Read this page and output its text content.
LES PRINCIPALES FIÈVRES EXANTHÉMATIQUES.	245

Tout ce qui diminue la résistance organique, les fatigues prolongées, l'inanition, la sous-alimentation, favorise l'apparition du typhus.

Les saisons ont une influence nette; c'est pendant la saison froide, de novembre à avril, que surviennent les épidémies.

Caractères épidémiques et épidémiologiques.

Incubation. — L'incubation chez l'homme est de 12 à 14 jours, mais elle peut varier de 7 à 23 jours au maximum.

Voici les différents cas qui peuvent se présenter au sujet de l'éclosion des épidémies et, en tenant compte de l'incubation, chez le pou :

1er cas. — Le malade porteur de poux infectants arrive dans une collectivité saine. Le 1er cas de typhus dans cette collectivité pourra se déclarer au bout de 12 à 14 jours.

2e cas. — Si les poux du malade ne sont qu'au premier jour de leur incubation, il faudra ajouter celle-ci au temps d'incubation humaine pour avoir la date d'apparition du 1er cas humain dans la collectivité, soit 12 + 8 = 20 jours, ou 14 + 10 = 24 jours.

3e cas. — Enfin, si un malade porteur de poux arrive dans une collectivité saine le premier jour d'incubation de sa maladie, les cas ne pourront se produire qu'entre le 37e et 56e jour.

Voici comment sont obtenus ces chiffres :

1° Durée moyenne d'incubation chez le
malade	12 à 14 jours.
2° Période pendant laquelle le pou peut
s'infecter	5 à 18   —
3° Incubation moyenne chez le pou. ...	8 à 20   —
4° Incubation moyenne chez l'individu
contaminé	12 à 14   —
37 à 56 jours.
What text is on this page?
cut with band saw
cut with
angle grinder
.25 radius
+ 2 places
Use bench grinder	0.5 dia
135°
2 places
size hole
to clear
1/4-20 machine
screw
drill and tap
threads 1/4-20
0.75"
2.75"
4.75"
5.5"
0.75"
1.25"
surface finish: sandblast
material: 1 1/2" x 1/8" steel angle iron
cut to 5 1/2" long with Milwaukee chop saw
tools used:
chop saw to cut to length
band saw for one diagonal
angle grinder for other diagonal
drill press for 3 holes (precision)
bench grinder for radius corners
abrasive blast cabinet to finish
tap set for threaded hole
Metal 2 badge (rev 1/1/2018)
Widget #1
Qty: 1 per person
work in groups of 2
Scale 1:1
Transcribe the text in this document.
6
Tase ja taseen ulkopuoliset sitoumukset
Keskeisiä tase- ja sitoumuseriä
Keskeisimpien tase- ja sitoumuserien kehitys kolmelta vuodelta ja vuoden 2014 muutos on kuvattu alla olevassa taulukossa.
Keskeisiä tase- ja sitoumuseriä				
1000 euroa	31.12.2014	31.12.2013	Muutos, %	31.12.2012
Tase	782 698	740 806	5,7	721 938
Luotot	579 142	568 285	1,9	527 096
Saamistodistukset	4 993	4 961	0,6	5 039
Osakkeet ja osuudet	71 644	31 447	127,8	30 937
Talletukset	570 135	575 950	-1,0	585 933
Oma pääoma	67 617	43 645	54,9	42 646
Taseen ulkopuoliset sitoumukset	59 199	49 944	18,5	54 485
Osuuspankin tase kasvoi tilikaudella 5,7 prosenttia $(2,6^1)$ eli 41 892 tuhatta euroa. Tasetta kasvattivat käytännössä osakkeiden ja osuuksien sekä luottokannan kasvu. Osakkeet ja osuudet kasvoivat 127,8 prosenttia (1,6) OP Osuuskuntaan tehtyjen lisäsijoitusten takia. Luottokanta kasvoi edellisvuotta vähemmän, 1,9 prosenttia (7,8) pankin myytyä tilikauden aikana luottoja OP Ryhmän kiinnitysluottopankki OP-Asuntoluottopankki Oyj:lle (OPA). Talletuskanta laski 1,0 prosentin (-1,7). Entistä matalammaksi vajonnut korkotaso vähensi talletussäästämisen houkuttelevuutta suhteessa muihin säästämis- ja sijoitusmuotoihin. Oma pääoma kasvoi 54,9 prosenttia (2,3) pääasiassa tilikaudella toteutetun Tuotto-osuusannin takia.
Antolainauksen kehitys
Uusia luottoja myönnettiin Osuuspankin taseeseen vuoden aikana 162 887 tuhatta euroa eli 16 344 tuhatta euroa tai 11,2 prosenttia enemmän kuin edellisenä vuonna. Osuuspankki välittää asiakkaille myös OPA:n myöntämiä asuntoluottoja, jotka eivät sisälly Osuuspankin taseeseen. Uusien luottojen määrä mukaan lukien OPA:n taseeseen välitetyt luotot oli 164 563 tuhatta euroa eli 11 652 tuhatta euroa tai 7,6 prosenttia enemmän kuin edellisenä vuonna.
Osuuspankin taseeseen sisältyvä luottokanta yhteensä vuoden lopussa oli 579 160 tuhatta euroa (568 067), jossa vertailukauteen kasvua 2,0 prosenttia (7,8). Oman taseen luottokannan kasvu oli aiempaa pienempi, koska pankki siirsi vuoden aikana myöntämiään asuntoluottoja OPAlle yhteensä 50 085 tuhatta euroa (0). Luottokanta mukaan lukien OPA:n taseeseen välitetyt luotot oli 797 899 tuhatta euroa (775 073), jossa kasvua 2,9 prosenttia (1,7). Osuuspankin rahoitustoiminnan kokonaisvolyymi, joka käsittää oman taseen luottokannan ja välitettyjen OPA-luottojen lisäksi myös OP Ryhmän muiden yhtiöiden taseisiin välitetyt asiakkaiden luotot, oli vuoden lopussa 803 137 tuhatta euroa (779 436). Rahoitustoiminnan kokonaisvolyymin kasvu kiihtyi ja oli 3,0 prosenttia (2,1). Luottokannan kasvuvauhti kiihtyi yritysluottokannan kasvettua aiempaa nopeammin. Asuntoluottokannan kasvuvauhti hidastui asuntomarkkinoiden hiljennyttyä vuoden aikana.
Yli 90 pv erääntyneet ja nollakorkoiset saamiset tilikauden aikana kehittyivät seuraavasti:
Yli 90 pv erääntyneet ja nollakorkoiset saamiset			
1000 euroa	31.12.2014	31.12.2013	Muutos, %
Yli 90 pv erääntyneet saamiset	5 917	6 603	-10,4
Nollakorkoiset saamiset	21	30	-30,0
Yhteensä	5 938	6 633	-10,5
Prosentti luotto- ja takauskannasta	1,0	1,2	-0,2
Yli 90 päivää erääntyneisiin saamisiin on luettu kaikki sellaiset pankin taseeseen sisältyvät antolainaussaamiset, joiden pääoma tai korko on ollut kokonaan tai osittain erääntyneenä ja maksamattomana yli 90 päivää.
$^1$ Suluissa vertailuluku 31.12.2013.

● ● ● ● ● ● ●

**REQUIRED WORK**
Output an exact copy of each record.

**FINAL RESULT**
Read this page and output its text content.
LES PRINCIPALES FIÈVRES EXANTHÉMATIQUES.	245

Tout ce qui diminue la résistance organique, les fatigues prolongées, l'inanition, la sous-alimentation, favorise l'apparition du typhus.

Les saisons ont une influence nette; c'est pendant la saison froide, de novembre à avril, que surviennent les épidémies.

Caractères épidémiques et épidémiologiques.

Incubation. — L'incubation chez l'homme est de 12 à 14 jours, mais elle peut varier de 7 à 23 jours au maximum.

Voici les différents cas qui peuvent se présenter au sujet de l'éclosion des épidémies et, en tenant compte de l'incubation, chez le pou :

1er cas. — Le malade porteur de poux infectants arrive dans une collectivité saine. Le 1er cas de typhus dans cette collectivité pourra se déclarer au bout de 12 à 14 jours.

2e cas. — Si les poux du malade ne sont qu'au premier jour de leur incubation, il faudra ajouter celle-ci au temps d'incubation humaine pour avoir la date d'apparition du 1er cas humain dans la collectivité, soit 12 + 8 = 20 jours, ou 14 + 10 = 24 jours.

3e cas. — Enfin, si un malade porteur de poux arrive dans une collectivité saine le premier jour d'incubation de sa maladie, les cas ne pourront se produire qu'entre le 37e et 56e jour.

Voici comment sont obtenus ces chiffres :

1° Durée moyenne d'incubation chez le
malade	12 à 14 jours.
2° Période pendant laquelle le pou peut
s'infecter	5 à 18   —
3° Incubation moyenne chez le pou. ...	8 à 20   —
4° Incubation moyenne chez l'individu
contaminé	12 à 14   —
37 à 56 jours.
What text is on this page?
cut with band saw
cut with
angle grinder
.25 radius
+ 2 places
Use bench grinder	0.5 dia
135°
2 places
size hole
to clear
1/4-20 machine
screw
drill and tap
threads 1/4-20
0.75"
2.75"
4.75"
5.5"
0.75"
1.25"
surface finish: sandblast
material: 1 1/2" x 1/8" steel angle iron
cut to 5 1/2" long with Milwaukee chop saw
tools used:
chop saw to cut to length
band saw for one diagonal
angle grinder for other diagonal
drill press for 3 holes (precision)
bench grinder for radius corners
abrasive blast cabinet to finish
tap set for threaded hole
Metal 2 badge (rev 1/1/2018)
Widget #1
Qty: 1 per person
work in groups of 2
Scale 1:1
Transcribe the text in this document.
6
Tase ja taseen ulkopuoliset sitoumukset
Keskeisiä tase- ja sitoumuseriä
Keskeisimpien tase- ja sitoumuserien kehitys kolmelta vuodelta ja vuoden 2014 muutos on kuvattu alla olevassa taulukossa.
Keskeisiä tase- ja sitoumuseriä				
1000 euroa	31.12.2014	31.12.2013	Muutos, %	31.12.2012
Tase	782 698	740 806	5,7	721 938
Luotot	579 142	568 285	1,9	527 096
Saamistodistukset	4 993	4 961	0,6	5 039
Osakkeet ja osuudet	71 644	31 447	127,8	30 937
Talletukset	570 135	575 950	-1,0	585 933
Oma pääoma	67 617	43 645	54,9	42 646
Taseen ulkopuoliset sitoumukset	59 199	49 944	18,5	54 485
Osuuspankin tase kasvoi tilikaudella 5,7 prosenttia $(2,6^1)$ eli 41 892 tuhatta euroa. Tasetta kasvattivat käytännössä osakkeiden ja osuuksien sekä luottokannan kasvu. Osakkeet ja osuudet kasvoivat 127,8 prosenttia (1,6) OP Osuuskuntaan tehtyjen lisäsijoitusten takia. Luottokanta kasvoi edellisvuotta vähemmän, 1,9 prosenttia (7,8) pankin myytyä tilikauden aikana luottoja OP Ryhmän kiinnitysluottopankki OP-Asuntoluottopankki Oyj:lle (OPA). Talletuskanta laski 1,0 prosentin (-1,7). Entistä matalammaksi vajonnut korkotaso vähensi talletussäästämisen houkuttelevuutta suhteessa muihin säästämis- ja sijoitusmuotoihin. Oma pääoma kasvoi 54,9 prosenttia (2,3) pääasiassa tilikaudella toteutetun Tuotto-osuusannin takia.
Antolainauksen kehitys
Uusia luottoja myönnettiin Osuuspankin taseeseen vuoden aikana 162 887 tuhatta euroa eli 16 344 tuhatta euroa tai 11,2 prosenttia enemmän kuin edellisenä vuonna. Osuuspankki välittää asiakkaille myös OPA:n myöntämiä asuntoluottoja, jotka eivät sisälly Osuuspankin taseeseen. Uusien luottojen määrä mukaan lukien OPA:n taseeseen välitetyt luotot oli 164 563 tuhatta euroa eli 11 652 tuhatta euroa tai 7,6 prosenttia enemmän kuin edellisenä vuonna.
Osuuspankin taseeseen sisältyvä luottokanta yhteensä vuoden lopussa oli 579 160 tuhatta euroa (568 067), jossa vertailukauteen kasvua 2,0 prosenttia (7,8). Oman taseen luottokannan kasvu oli aiempaa pienempi, koska pankki siirsi vuoden aikana myöntämiään asuntoluottoja OPAlle yhteensä 50 085 tuhatta euroa (0). Luottokanta mukaan lukien OPA:n taseeseen välitetyt luotot oli 797 899 tuhatta euroa (775 073), jossa kasvua 2,9 prosenttia (1,7). Osuuspankin rahoitustoiminnan kokonaisvolyymi, joka käsittää oman taseen luottokannan ja välitettyjen OPA-luottojen lisäksi myös OP Ryhmän muiden yhtiöiden taseisiin välitetyt asiakkaiden luotot, oli vuoden lopussa 803 137 tuhatta euroa (779 436). Rahoitustoiminnan kokonaisvolyymin kasvu kiihtyi ja oli 3,0 prosenttia (2,1). Luottokannan kasvuvauhti kiihtyi yritysluottokannan kasvettua aiempaa nopeammin. Asuntoluottokannan kasvuvauhti hidastui asuntomarkkinoiden hiljennyttyä vuoden aikana.
Yli 90 pv erääntyneet ja nollakorkoiset saamiset tilikauden aikana kehittyivät seuraavasti:
Yli 90 pv erääntyneet ja nollakorkoiset saamiset			
1000 euroa	31.12.2014	31.12.2013	Muutos, %
Yli 90 pv erääntyneet saamiset	5 917	6 603	-10,4
Nollakorkoiset saamiset	21	30	-30,0
Yhteensä	5 938	6 633	-10,5
Prosentti luotto- ja takauskannasta	1,0	1,2	-0,2
Yli 90 päivää erääntyneisiin saamisiin on luettu kaikki sellaiset pankin taseeseen sisältyvät antolainaussaamiset, joiden pääoma tai korko on ollut kokonaan tai osittain erääntyneenä ja maksamattomana yli 90 päivää.
$^1$ Suluissa vertailuluku 31.12.2013.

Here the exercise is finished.